*** DATA FOR THIS TASK
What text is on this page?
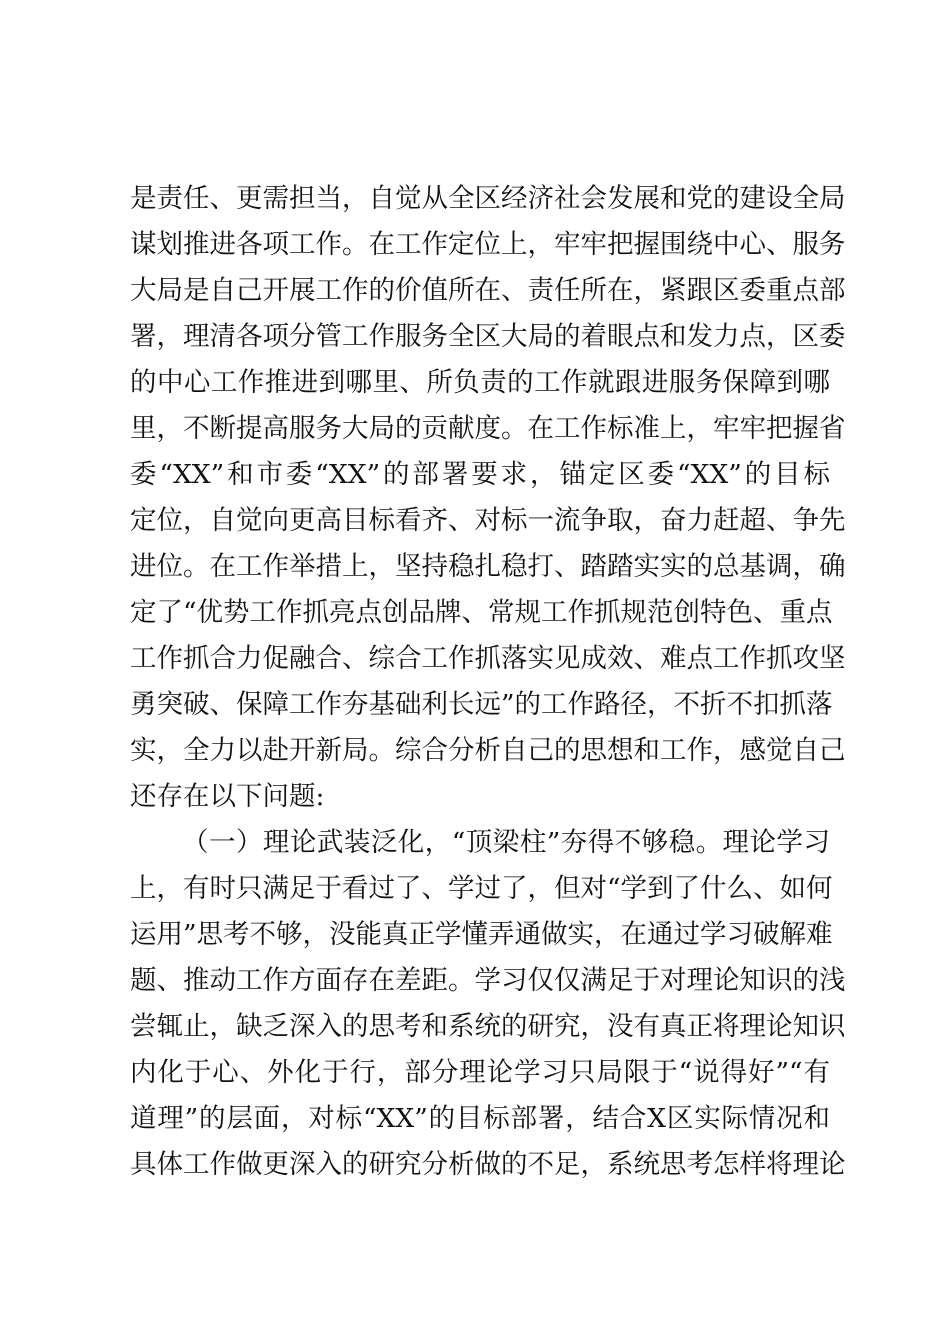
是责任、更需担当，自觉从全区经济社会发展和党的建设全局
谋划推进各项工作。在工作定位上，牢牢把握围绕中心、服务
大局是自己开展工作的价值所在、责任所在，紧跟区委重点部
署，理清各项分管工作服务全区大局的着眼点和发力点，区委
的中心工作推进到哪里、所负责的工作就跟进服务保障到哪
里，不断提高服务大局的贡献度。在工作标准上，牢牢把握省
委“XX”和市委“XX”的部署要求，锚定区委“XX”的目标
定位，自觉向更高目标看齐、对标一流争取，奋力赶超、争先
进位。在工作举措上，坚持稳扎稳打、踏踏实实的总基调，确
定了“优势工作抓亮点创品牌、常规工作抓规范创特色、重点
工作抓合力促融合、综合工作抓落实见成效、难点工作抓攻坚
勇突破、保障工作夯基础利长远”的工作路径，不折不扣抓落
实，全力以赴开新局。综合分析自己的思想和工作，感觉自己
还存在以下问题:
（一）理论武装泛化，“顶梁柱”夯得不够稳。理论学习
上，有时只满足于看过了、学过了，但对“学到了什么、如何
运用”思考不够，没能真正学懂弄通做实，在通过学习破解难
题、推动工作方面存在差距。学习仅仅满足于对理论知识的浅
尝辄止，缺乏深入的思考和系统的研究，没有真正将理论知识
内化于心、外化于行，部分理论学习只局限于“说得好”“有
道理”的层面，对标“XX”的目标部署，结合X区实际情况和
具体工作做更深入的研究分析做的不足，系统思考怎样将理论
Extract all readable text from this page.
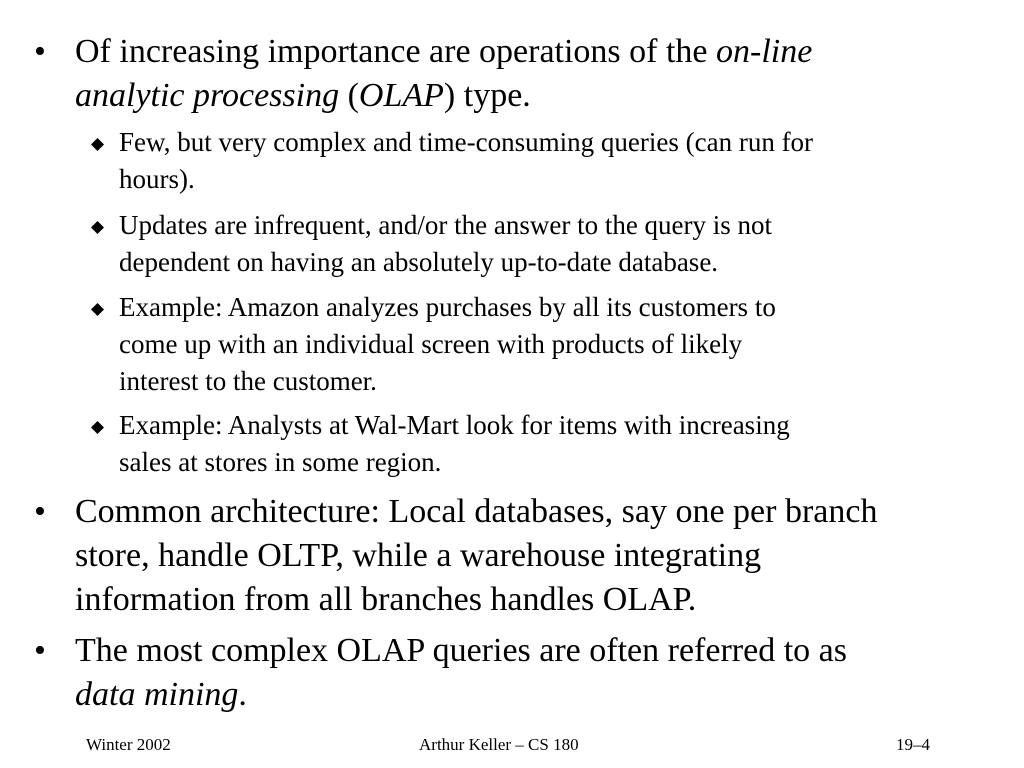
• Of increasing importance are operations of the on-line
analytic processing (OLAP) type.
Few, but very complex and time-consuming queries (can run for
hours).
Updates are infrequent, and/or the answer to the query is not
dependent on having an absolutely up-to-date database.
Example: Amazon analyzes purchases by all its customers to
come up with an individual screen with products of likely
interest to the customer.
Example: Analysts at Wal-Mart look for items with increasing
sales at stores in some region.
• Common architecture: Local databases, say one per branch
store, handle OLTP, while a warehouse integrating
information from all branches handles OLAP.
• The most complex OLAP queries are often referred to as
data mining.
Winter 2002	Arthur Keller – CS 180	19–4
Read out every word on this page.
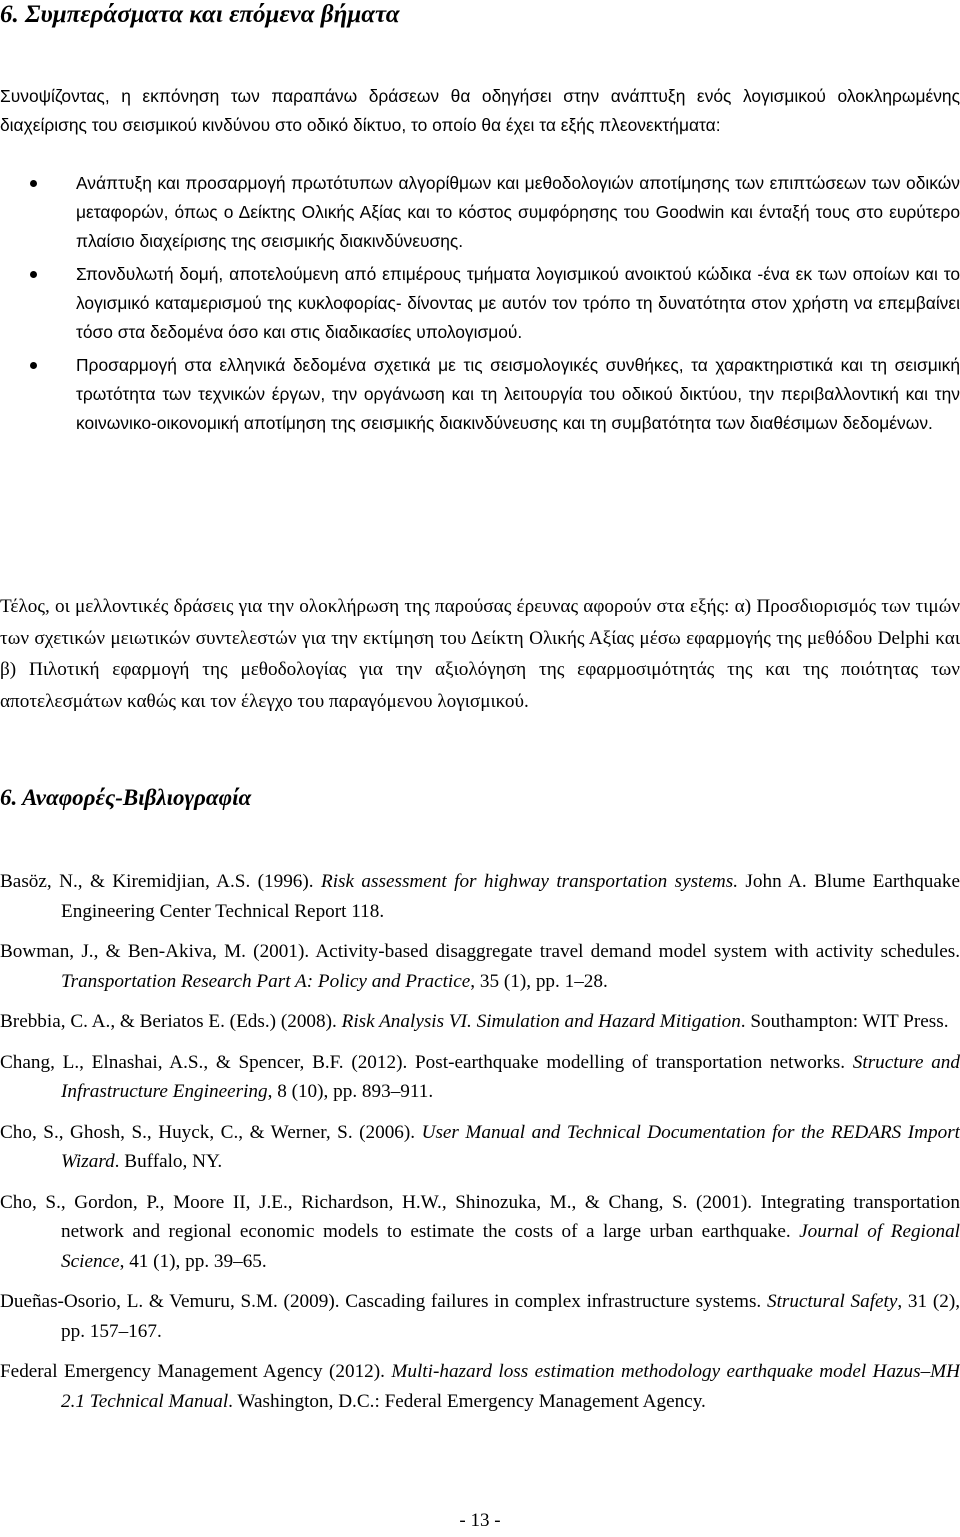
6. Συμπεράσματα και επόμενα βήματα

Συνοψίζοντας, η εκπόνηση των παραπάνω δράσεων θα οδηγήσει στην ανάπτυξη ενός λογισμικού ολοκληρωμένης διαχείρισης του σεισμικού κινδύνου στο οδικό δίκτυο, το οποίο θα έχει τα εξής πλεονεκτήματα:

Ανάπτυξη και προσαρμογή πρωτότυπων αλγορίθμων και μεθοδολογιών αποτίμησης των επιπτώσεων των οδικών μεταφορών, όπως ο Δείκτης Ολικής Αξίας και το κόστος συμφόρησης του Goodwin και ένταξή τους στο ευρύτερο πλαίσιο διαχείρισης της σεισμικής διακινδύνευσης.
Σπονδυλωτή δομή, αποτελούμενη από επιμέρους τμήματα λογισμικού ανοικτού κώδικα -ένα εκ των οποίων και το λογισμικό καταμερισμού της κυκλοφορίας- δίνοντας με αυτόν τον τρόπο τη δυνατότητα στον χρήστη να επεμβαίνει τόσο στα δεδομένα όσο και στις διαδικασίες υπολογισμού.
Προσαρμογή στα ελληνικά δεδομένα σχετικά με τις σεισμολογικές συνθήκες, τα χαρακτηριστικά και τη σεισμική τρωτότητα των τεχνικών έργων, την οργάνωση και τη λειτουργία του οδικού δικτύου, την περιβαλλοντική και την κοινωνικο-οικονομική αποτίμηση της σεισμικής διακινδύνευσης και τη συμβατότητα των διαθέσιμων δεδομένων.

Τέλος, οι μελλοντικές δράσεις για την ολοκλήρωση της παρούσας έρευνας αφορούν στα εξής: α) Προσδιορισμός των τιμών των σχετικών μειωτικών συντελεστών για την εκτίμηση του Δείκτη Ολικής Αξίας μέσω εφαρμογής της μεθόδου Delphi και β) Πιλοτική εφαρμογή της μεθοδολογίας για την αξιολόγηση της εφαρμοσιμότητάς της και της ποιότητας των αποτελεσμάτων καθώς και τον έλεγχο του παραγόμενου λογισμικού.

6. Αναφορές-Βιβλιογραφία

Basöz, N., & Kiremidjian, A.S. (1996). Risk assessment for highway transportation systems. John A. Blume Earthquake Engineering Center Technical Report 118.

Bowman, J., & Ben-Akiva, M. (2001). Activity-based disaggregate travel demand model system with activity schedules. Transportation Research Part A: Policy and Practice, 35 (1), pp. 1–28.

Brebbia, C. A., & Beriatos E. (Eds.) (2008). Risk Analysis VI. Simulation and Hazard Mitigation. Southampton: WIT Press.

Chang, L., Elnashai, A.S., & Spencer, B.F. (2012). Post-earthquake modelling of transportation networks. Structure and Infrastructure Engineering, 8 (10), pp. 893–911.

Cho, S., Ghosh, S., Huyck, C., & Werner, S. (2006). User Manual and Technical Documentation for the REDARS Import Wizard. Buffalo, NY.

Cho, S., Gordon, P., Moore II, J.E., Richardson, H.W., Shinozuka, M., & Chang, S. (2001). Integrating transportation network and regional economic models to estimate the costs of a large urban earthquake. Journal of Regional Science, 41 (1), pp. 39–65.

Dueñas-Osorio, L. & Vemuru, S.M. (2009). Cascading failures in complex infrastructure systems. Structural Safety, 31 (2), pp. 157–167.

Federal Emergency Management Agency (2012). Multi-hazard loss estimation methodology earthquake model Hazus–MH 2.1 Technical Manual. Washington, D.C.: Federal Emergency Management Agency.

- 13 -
******
▸ **TO DO**:
Using the data above, print every line exactly, omitting pictures.

▸ **SOLUTION TO THE EXERCISE**:
What text is on this page?
是责任、更需担当，自觉从全区经济社会发展和党的建设全局
谋划推进各项工作。在工作定位上，牢牢把握围绕中心、服务
大局是自己开展工作的价值所在、责任所在，紧跟区委重点部
署，理清各项分管工作服务全区大局的着眼点和发力点，区委
的中心工作推进到哪里、所负责的工作就跟进服务保障到哪
里，不断提高服务大局的贡献度。在工作标准上，牢牢把握省
委“XX”和市委“XX”的部署要求，锚定区委“XX”的目标
定位，自觉向更高目标看齐、对标一流争取，奋力赶超、争先
进位。在工作举措上，坚持稳扎稳打、踏踏实实的总基调，确
定了“优势工作抓亮点创品牌、常规工作抓规范创特色、重点
工作抓合力促融合、综合工作抓落实见成效、难点工作抓攻坚
勇突破、保障工作夯基础利长远”的工作路径，不折不扣抓落
实，全力以赴开新局。综合分析自己的思想和工作，感觉自己
还存在以下问题:
（一）理论武装泛化，“顶梁柱”夯得不够稳。理论学习
上，有时只满足于看过了、学过了，但对“学到了什么、如何
运用”思考不够，没能真正学懂弄通做实，在通过学习破解难
题、推动工作方面存在差距。学习仅仅满足于对理论知识的浅
尝辄止，缺乏深入的思考和系统的研究，没有真正将理论知识
内化于心、外化于行，部分理论学习只局限于“说得好”“有
道理”的层面，对标“XX”的目标部署，结合X区实际情况和
具体工作做更深入的研究分析做的不足，系统思考怎样将理论
Extract all readable text from this page.
• Of increasing importance are operations of the on-line
analytic processing (OLAP) type.
Few, but very complex and time-consuming queries (can run for
hours).
Updates are infrequent, and/or the answer to the query is not
dependent on having an absolutely up-to-date database.
Example: Amazon analyzes purchases by all its customers to
come up with an individual screen with products of likely
interest to the customer.
Example: Analysts at Wal-Mart look for items with increasing
sales at stores in some region.
• Common architecture: Local databases, say one per branch
store, handle OLTP, while a warehouse integrating
information from all branches handles OLAP.
• The most complex OLAP queries are often referred to as
data mining.
Winter 2002	Arthur Keller – CS 180	19–4
Read out every word on this page.
6. Συμπεράσματα και επόμενα βήματα

Συνοψίζοντας, η εκπόνηση των παραπάνω δράσεων θα οδηγήσει στην ανάπτυξη ενός λογισμικού ολοκληρωμένης διαχείρισης του σεισμικού κινδύνου στο οδικό δίκτυο, το οποίο θα έχει τα εξής πλεονεκτήματα:

Ανάπτυξη και προσαρμογή πρωτότυπων αλγορίθμων και μεθοδολογιών αποτίμησης των επιπτώσεων των οδικών μεταφορών, όπως ο Δείκτης Ολικής Αξίας και το κόστος συμφόρησης του Goodwin και ένταξή τους στο ευρύτερο πλαίσιο διαχείρισης της σεισμικής διακινδύνευσης.
Σπονδυλωτή δομή, αποτελούμενη από επιμέρους τμήματα λογισμικού ανοικτού κώδικα -ένα εκ των οποίων και το λογισμικό καταμερισμού της κυκλοφορίας- δίνοντας με αυτόν τον τρόπο τη δυνατότητα στον χρήστη να επεμβαίνει τόσο στα δεδομένα όσο και στις διαδικασίες υπολογισμού.
Προσαρμογή στα ελληνικά δεδομένα σχετικά με τις σεισμολογικές συνθήκες, τα χαρακτηριστικά και τη σεισμική τρωτότητα των τεχνικών έργων, την οργάνωση και τη λειτουργία του οδικού δικτύου, την περιβαλλοντική και την κοινωνικο-οικονομική αποτίμηση της σεισμικής διακινδύνευσης και τη συμβατότητα των διαθέσιμων δεδομένων.

Τέλος, οι μελλοντικές δράσεις για την ολοκλήρωση της παρούσας έρευνας αφορούν στα εξής: α) Προσδιορισμός των τιμών των σχετικών μειωτικών συντελεστών για την εκτίμηση του Δείκτη Ολικής Αξίας μέσω εφαρμογής της μεθόδου Delphi και β) Πιλοτική εφαρμογή της μεθοδολογίας για την αξιολόγηση της εφαρμοσιμότητάς της και της ποιότητας των αποτελεσμάτων καθώς και τον έλεγχο του παραγόμενου λογισμικού.

6. Αναφορές-Βιβλιογραφία

Basöz, N., & Kiremidjian, A.S. (1996). Risk assessment for highway transportation systems. John A. Blume Earthquake Engineering Center Technical Report 118.

Bowman, J., & Ben-Akiva, M. (2001). Activity-based disaggregate travel demand model system with activity schedules. Transportation Research Part A: Policy and Practice, 35 (1), pp. 1–28.

Brebbia, C. A., & Beriatos E. (Eds.) (2008). Risk Analysis VI. Simulation and Hazard Mitigation. Southampton: WIT Press.

Chang, L., Elnashai, A.S., & Spencer, B.F. (2012). Post-earthquake modelling of transportation networks. Structure and Infrastructure Engineering, 8 (10), pp. 893–911.

Cho, S., Ghosh, S., Huyck, C., & Werner, S. (2006). User Manual and Technical Documentation for the REDARS Import Wizard. Buffalo, NY.

Cho, S., Gordon, P., Moore II, J.E., Richardson, H.W., Shinozuka, M., & Chang, S. (2001). Integrating transportation network and regional economic models to estimate the costs of a large urban earthquake. Journal of Regional Science, 41 (1), pp. 39–65.

Dueñas-Osorio, L. & Vemuru, S.M. (2009). Cascading failures in complex infrastructure systems. Structural Safety, 31 (2), pp. 157–167.

Federal Emergency Management Agency (2012). Multi-hazard loss estimation methodology earthquake model Hazus–MH 2.1 Technical Manual. Washington, D.C.: Federal Emergency Management Agency.

- 13 -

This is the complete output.